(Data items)
────────────────────────────────────────

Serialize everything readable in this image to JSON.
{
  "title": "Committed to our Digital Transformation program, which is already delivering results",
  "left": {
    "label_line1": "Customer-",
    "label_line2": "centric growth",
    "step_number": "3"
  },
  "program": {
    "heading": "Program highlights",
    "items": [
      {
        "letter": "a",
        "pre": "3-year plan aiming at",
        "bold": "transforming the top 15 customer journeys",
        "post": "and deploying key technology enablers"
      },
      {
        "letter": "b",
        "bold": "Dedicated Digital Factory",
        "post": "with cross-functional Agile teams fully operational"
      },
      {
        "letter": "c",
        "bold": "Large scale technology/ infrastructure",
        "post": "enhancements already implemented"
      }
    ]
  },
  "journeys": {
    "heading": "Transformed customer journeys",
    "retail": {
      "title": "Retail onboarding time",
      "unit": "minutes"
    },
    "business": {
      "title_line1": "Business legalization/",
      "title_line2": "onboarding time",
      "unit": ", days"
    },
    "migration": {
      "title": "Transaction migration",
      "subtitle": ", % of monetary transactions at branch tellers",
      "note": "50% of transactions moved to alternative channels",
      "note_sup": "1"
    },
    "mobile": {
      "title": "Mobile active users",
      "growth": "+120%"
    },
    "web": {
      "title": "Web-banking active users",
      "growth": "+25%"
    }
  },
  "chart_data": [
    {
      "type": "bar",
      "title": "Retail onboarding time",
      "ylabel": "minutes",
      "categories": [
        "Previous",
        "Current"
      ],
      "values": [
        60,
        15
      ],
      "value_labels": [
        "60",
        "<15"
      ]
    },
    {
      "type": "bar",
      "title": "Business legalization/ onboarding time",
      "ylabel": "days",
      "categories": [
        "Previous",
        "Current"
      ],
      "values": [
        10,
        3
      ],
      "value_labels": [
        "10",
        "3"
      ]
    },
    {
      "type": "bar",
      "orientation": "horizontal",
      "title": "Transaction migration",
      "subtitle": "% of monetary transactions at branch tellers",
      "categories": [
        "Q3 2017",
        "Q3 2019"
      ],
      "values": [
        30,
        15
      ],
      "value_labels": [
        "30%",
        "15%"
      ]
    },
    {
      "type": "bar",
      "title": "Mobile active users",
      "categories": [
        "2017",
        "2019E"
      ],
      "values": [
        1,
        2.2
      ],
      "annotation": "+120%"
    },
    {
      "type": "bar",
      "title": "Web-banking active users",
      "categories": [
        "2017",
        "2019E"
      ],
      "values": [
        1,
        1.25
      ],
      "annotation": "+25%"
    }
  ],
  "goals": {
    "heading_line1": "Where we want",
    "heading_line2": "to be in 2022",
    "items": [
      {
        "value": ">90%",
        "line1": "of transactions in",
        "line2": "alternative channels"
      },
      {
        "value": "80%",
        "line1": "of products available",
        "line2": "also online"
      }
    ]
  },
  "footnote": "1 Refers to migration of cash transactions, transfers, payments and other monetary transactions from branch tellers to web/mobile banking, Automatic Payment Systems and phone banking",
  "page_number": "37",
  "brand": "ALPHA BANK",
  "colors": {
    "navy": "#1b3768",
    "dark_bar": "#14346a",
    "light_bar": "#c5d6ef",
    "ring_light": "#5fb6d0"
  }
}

────────────────────────────────────────

* _PROBLEM DETAILS_
Count every line of the records that holds the string "tellers". Write only the total.

* _SOLUTION TO THIS EXERCISE_
3